** begin **
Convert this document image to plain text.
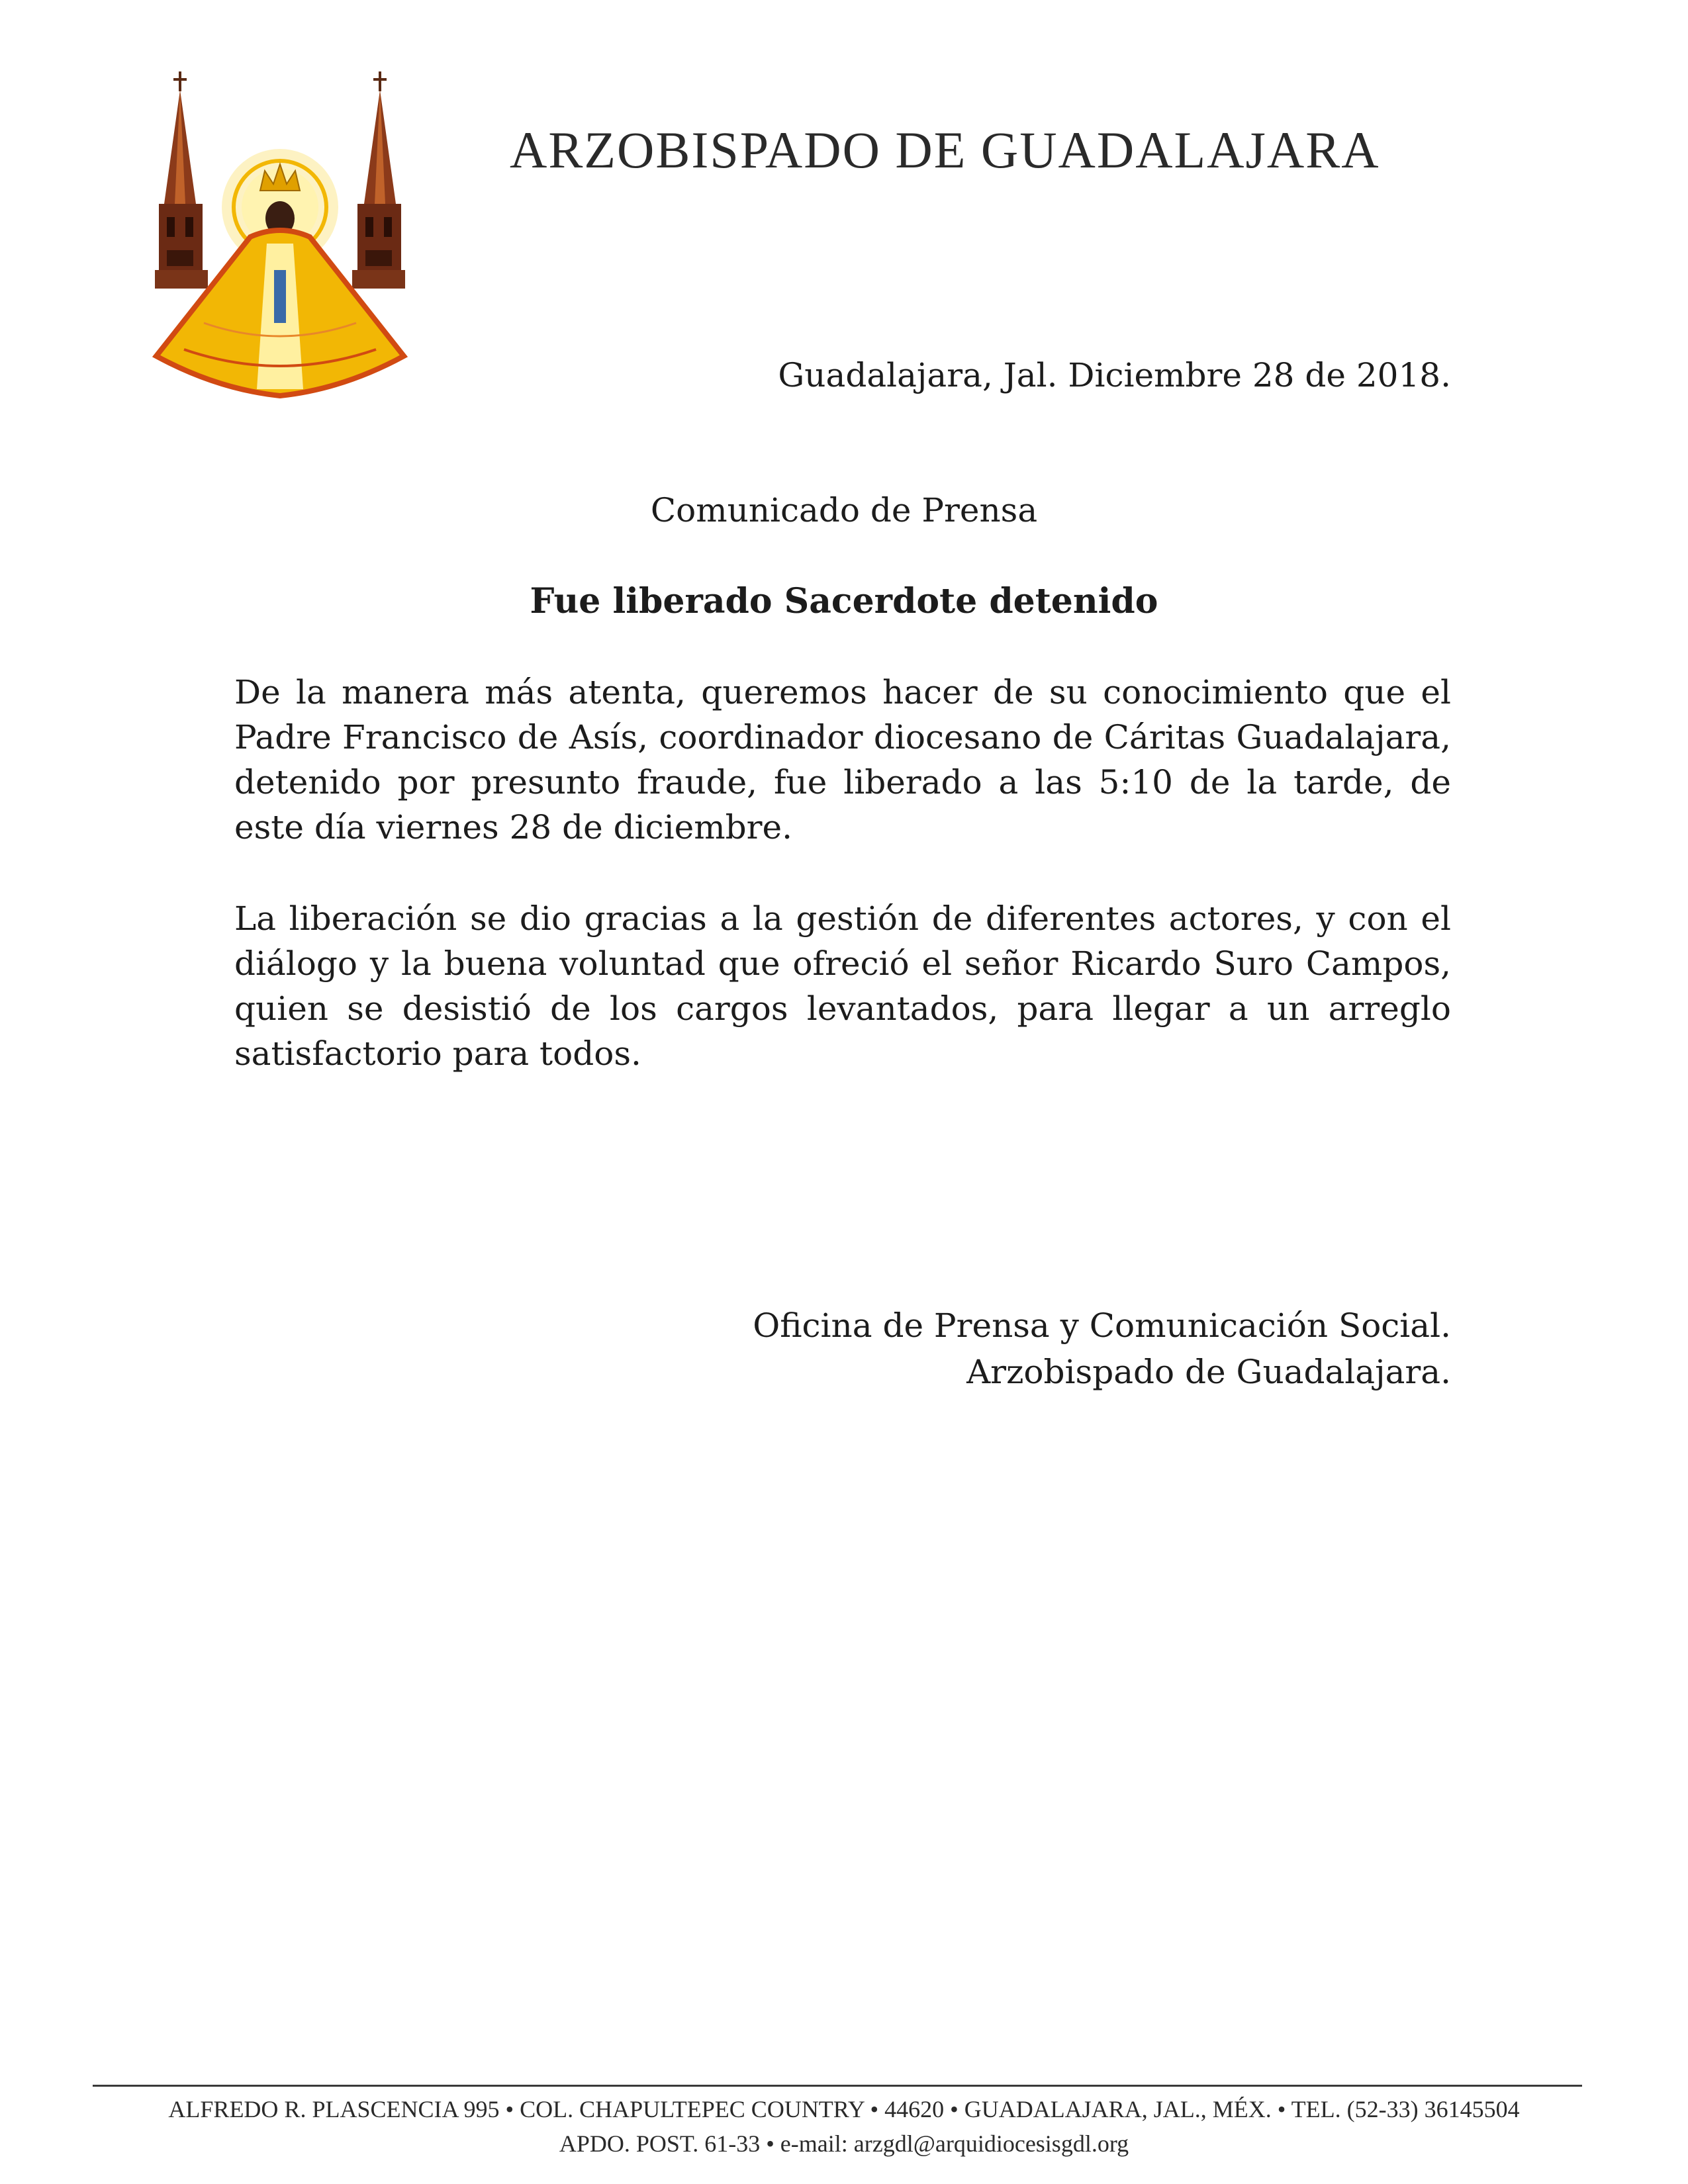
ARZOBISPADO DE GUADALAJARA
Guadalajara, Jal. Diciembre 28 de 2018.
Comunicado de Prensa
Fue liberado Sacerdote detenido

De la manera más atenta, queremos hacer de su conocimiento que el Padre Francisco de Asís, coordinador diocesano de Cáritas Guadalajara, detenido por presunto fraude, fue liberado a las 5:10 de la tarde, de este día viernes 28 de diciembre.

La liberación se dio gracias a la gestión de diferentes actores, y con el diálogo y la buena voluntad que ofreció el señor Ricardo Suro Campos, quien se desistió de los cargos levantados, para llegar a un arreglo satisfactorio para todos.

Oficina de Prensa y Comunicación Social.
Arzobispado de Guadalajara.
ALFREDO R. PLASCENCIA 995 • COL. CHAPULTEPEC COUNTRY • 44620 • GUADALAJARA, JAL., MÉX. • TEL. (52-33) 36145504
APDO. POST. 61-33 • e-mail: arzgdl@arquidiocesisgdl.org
** end **
**Exercise instructions:** In the entries above, find lines with "detenido" and copy each.

**Completed task:**
Fue liberado Sacerdote detenido
De la manera más atenta, queremos hacer de su conocimiento que el Padre Francisco de Asís, coordinador diocesano de Cáritas Guadalajara, detenido por presunto fraude, fue liberado a las 5:10 de la tarde, de este día viernes 28 de diciembre.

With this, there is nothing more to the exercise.